SET TASK: Copy all lines below containing "nEDITED".

MATERIAL FOR THIS EXERCISE:
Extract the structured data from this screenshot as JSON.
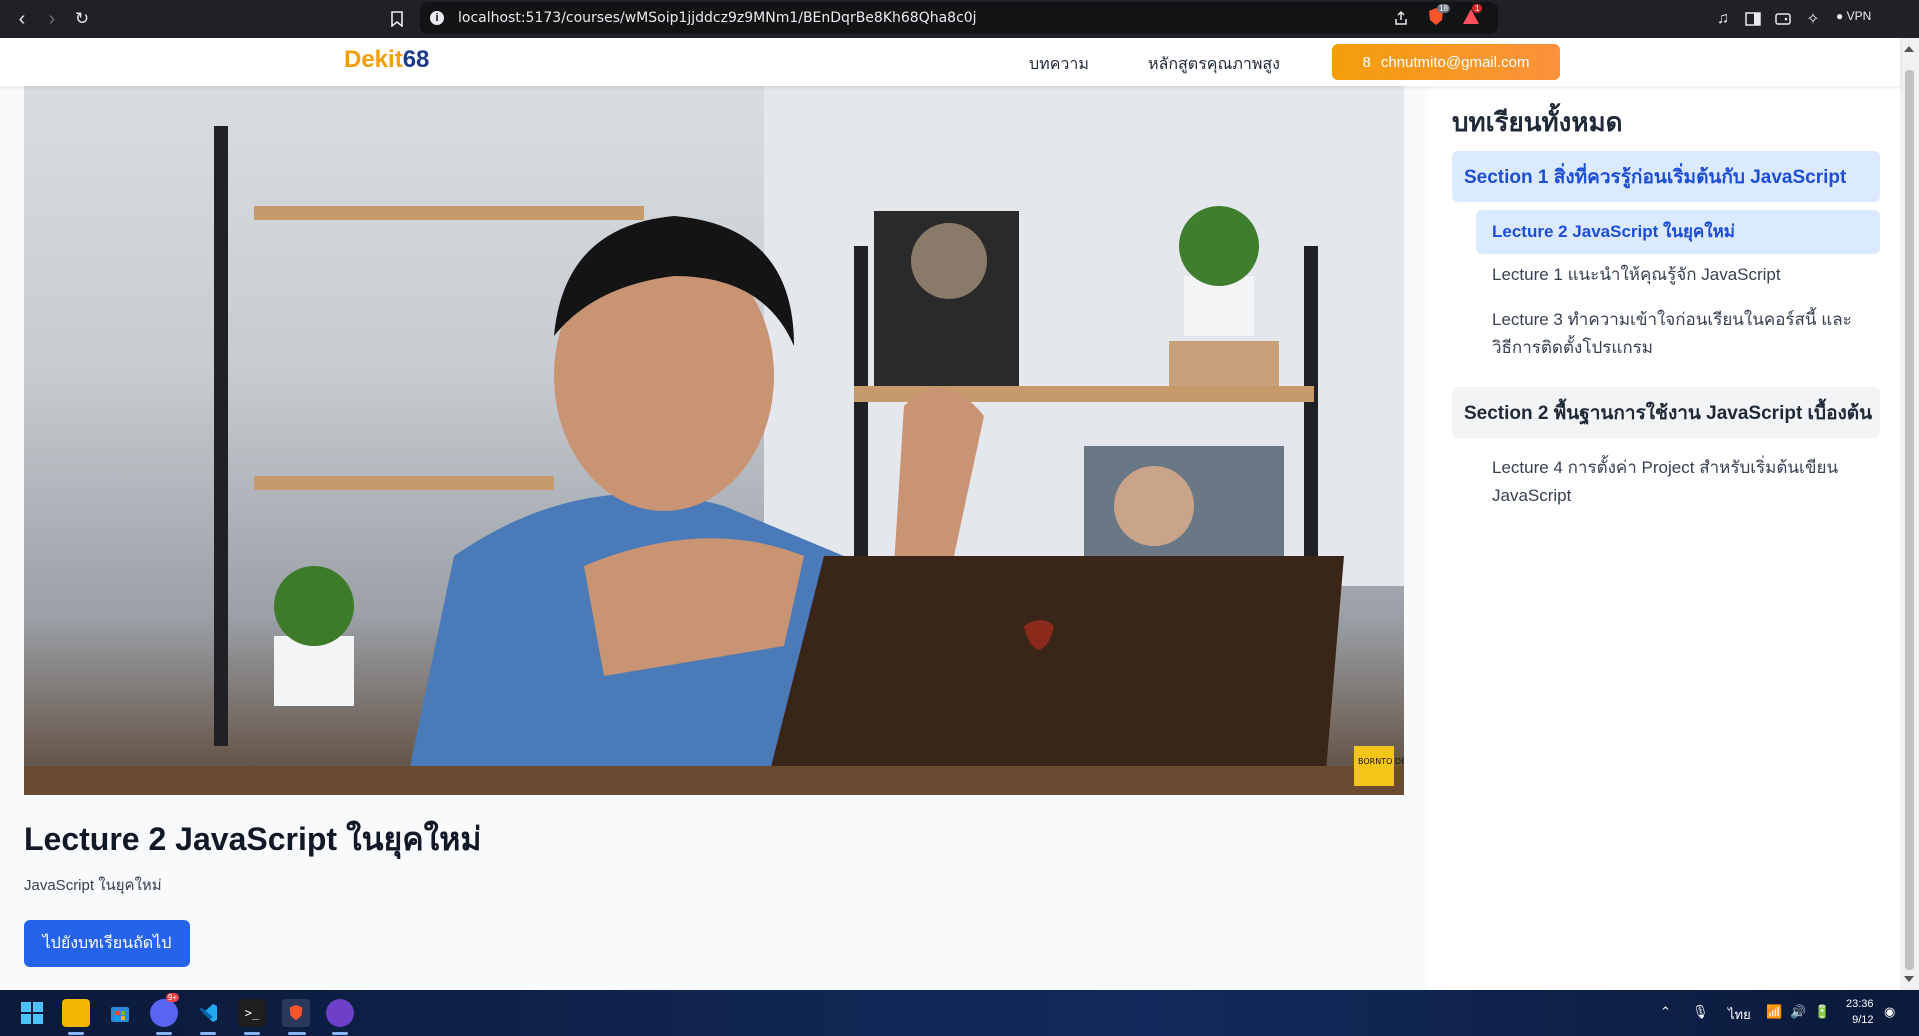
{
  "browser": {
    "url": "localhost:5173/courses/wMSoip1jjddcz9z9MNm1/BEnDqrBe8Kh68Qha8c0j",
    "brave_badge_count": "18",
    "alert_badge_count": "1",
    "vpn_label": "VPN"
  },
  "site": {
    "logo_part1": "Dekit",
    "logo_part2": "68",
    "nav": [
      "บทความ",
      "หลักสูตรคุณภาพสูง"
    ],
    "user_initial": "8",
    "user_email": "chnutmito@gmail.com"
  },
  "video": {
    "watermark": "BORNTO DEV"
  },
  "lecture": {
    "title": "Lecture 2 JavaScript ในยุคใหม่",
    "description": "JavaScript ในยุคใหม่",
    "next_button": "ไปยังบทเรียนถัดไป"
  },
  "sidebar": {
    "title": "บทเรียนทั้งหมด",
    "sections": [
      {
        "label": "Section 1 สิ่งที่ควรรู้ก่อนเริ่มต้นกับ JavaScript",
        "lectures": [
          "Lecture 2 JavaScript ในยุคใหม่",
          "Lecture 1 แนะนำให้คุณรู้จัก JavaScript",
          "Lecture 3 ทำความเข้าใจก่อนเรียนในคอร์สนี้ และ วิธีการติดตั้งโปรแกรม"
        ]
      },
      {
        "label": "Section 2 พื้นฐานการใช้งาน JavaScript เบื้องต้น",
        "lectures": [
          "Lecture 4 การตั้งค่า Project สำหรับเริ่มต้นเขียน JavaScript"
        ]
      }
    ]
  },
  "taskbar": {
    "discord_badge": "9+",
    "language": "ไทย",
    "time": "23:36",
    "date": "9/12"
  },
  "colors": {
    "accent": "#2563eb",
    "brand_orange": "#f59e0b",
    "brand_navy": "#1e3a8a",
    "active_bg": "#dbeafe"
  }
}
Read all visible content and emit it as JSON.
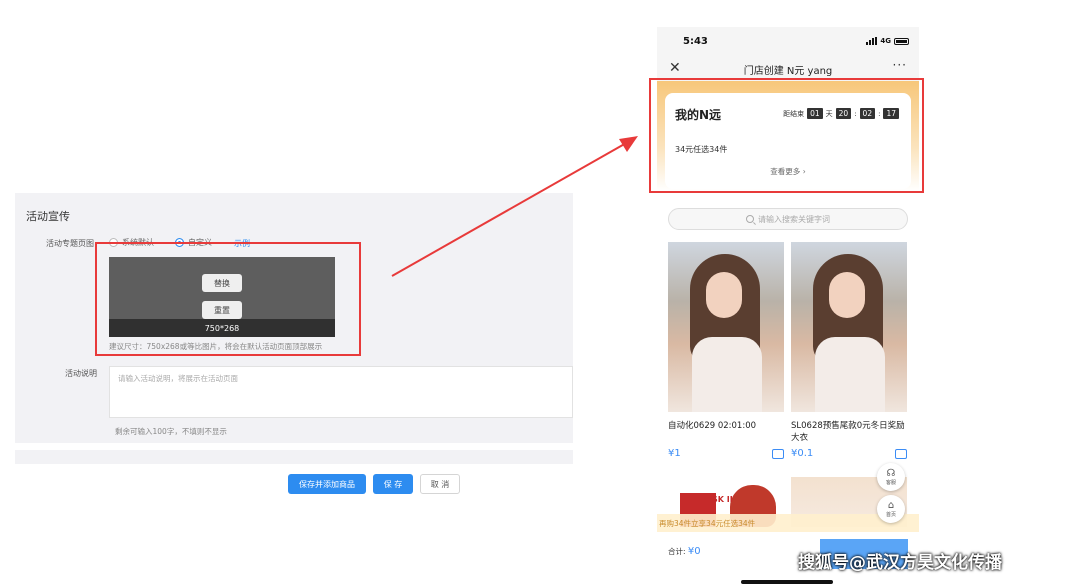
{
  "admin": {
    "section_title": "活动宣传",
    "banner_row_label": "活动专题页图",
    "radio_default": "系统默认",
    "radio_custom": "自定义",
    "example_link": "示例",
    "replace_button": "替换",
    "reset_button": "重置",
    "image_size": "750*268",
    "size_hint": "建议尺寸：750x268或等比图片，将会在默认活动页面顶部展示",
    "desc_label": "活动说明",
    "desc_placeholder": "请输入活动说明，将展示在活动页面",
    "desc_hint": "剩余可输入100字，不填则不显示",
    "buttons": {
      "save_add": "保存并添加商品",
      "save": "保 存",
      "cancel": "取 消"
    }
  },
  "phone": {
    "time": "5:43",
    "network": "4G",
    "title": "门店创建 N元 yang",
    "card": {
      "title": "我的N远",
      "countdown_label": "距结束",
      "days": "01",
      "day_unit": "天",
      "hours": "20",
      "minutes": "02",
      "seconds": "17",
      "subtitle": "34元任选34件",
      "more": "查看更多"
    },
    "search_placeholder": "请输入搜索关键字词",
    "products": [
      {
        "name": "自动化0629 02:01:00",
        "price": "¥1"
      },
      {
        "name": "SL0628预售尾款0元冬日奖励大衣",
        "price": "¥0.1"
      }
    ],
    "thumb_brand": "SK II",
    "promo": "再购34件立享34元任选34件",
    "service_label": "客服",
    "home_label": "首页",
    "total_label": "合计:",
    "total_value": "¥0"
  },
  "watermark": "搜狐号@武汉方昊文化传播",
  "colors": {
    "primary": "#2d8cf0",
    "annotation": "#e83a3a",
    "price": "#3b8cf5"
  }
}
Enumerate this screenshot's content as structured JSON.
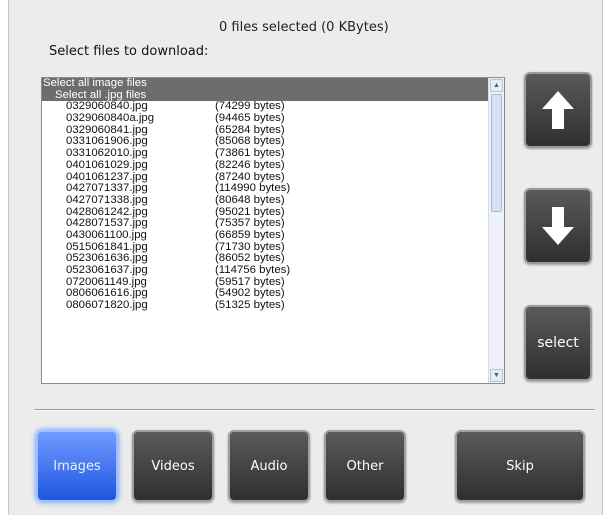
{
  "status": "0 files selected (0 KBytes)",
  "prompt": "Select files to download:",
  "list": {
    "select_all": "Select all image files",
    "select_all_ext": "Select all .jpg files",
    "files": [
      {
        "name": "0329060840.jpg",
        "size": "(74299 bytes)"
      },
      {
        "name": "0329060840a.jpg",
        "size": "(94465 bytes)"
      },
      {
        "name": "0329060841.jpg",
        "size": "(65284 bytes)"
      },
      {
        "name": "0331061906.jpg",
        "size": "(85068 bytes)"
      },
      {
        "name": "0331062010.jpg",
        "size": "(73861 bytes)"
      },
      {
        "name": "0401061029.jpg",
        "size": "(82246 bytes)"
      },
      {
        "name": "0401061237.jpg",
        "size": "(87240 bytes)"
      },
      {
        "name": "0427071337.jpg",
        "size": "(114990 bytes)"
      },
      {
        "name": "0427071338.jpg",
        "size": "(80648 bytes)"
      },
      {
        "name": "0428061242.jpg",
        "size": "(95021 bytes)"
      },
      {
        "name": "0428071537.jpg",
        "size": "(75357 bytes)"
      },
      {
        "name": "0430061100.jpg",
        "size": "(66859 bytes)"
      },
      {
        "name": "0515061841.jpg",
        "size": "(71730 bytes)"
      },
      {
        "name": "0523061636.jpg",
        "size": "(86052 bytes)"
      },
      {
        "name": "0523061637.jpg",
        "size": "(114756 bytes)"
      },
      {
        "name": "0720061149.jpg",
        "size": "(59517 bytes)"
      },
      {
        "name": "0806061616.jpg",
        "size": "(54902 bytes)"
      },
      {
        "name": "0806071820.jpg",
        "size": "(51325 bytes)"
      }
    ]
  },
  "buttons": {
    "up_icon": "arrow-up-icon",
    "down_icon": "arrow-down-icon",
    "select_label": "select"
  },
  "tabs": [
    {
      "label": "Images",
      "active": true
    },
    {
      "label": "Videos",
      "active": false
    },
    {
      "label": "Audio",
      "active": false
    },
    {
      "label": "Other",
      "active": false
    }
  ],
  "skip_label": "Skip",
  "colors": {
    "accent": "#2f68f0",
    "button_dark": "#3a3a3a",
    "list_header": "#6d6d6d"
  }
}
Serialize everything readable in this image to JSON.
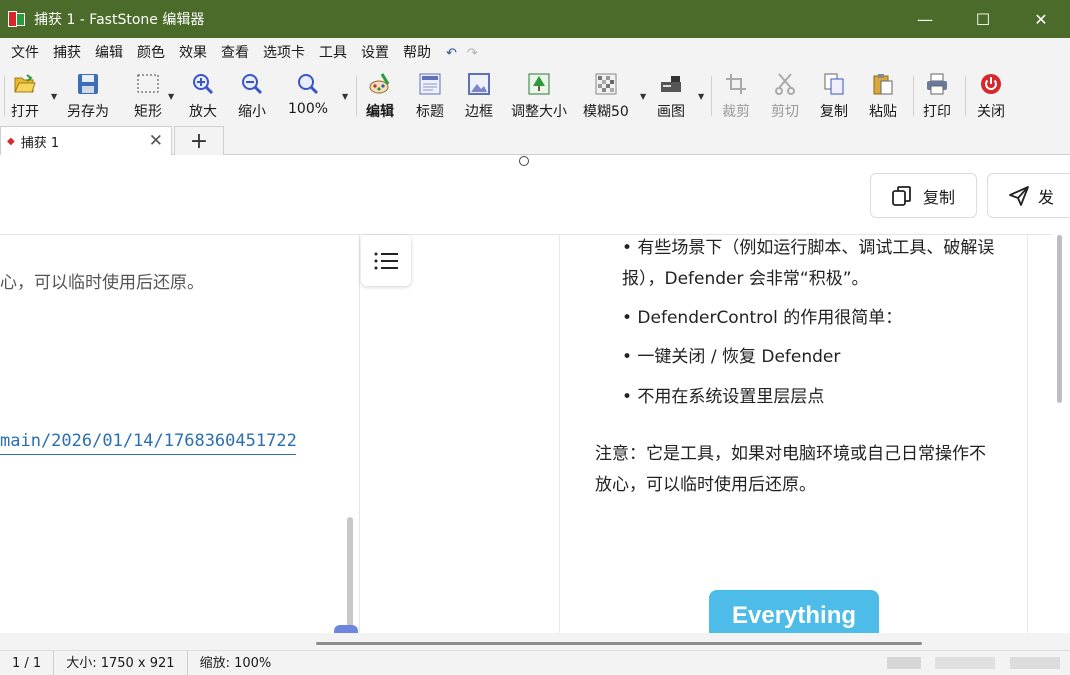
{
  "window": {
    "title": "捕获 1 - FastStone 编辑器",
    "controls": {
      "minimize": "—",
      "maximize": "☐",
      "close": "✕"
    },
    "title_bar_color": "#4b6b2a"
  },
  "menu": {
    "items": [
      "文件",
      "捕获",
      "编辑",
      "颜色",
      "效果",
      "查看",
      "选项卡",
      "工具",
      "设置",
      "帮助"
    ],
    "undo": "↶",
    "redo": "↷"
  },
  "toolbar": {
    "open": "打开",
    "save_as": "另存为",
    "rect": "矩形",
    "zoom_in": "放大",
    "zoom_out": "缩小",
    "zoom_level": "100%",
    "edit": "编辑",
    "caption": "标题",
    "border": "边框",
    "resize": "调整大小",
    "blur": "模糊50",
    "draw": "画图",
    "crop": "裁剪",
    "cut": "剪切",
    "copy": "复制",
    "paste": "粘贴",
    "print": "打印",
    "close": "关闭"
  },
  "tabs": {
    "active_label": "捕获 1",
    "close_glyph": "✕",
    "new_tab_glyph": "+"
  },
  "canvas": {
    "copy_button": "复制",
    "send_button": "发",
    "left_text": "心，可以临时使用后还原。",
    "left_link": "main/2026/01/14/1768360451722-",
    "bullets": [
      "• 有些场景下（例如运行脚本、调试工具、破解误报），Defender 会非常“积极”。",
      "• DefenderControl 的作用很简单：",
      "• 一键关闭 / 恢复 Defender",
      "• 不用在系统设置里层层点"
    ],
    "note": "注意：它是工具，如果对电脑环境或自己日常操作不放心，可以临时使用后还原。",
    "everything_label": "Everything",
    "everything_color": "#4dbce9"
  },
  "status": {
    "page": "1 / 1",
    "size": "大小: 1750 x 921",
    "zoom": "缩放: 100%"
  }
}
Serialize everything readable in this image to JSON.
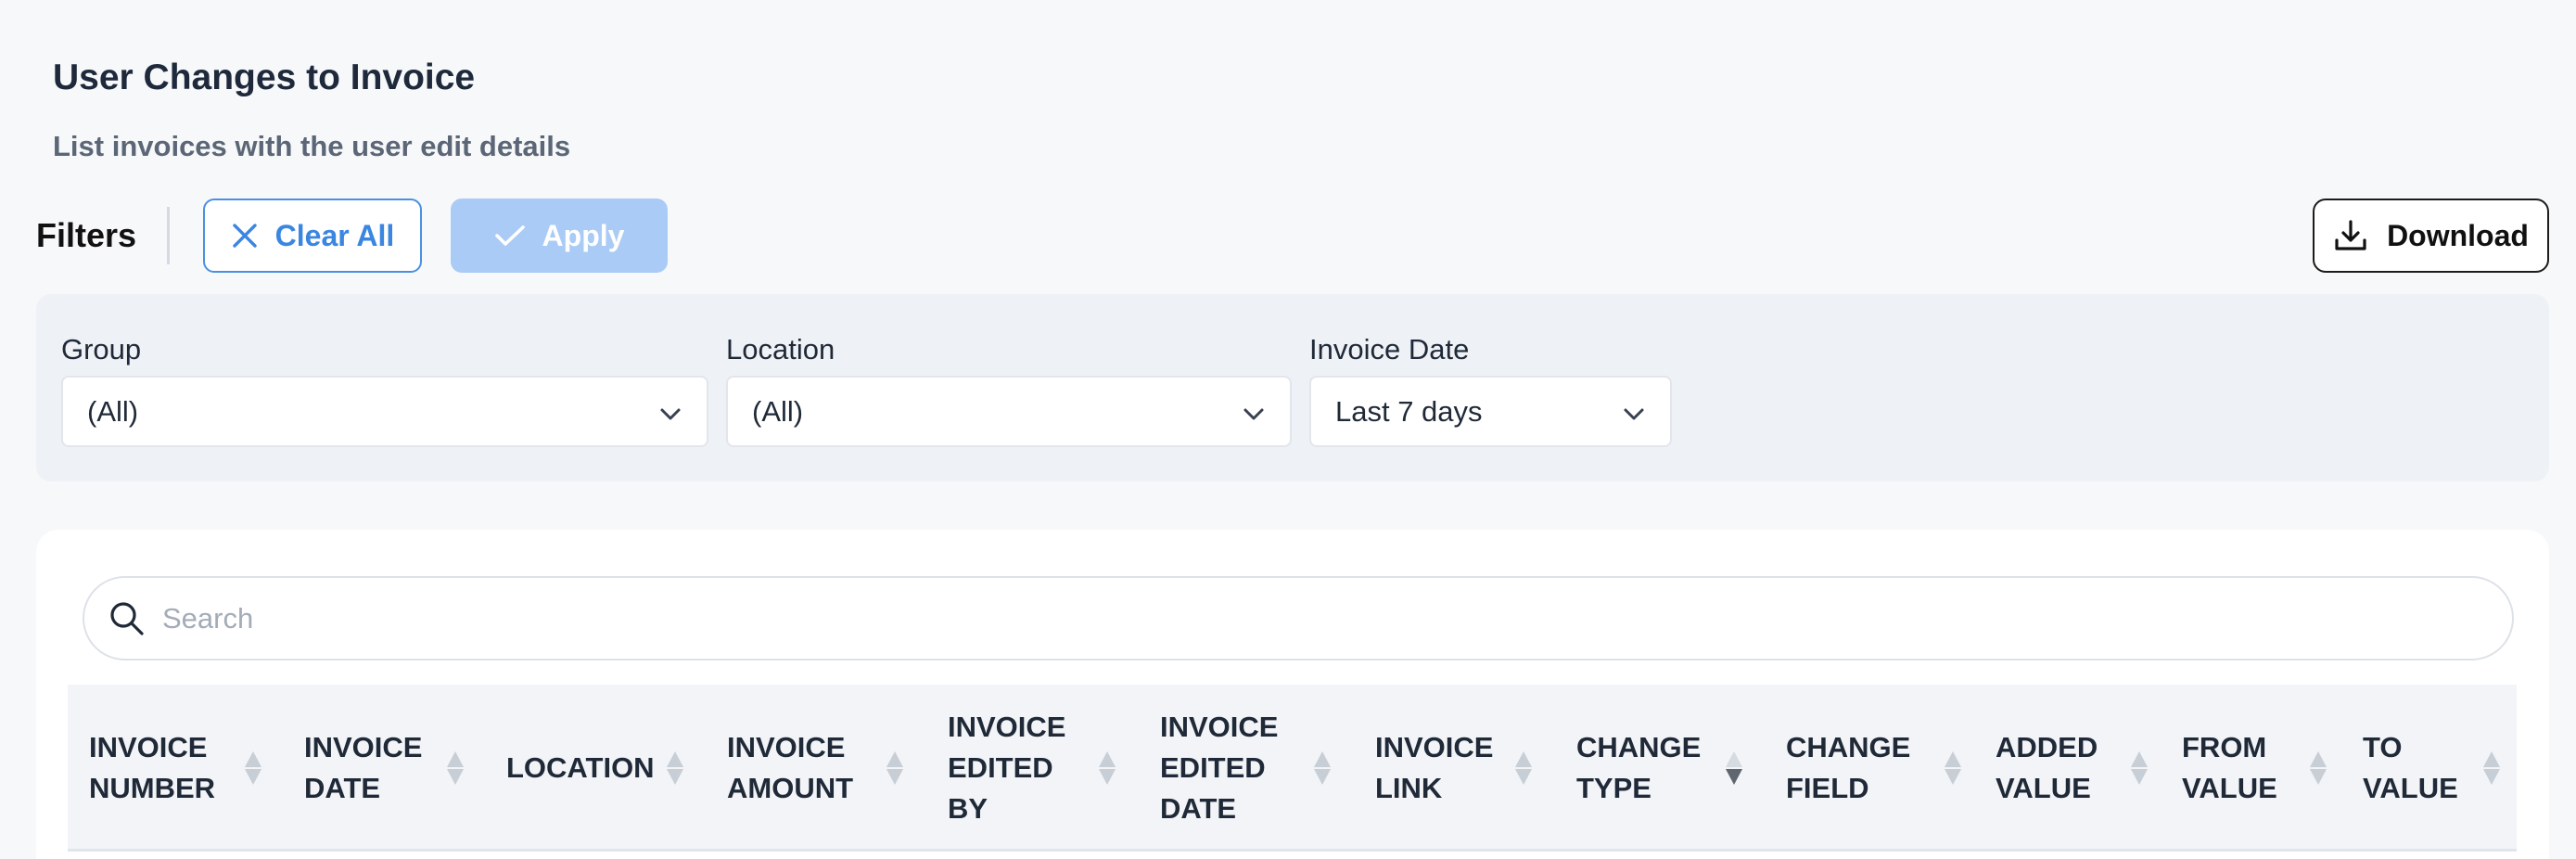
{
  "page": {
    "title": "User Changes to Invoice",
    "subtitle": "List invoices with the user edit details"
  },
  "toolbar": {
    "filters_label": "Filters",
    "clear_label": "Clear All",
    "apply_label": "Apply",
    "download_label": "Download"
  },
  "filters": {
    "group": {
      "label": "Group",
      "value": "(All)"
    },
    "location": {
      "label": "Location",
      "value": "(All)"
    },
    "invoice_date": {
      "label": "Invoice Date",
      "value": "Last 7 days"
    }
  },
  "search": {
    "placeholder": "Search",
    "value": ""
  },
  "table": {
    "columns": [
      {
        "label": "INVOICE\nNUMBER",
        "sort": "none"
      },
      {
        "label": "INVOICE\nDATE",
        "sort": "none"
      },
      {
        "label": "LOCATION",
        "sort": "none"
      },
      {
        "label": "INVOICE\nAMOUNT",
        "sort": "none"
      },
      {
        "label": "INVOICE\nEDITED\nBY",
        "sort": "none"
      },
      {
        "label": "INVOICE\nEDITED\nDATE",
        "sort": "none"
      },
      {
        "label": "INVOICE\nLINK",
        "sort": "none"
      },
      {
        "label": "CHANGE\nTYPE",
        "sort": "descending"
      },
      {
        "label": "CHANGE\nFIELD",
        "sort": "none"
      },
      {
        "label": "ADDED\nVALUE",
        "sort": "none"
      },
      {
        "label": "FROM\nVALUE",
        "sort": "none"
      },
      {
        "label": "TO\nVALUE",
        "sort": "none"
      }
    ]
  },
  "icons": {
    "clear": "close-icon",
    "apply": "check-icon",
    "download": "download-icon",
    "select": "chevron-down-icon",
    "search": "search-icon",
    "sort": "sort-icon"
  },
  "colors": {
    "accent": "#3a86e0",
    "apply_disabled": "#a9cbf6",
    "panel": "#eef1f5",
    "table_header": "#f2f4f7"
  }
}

IN RESPONSE:
        "label": "INVOICE\nEDITED\nBY",
        "label": "INVOICE\nEDITED\nDATE",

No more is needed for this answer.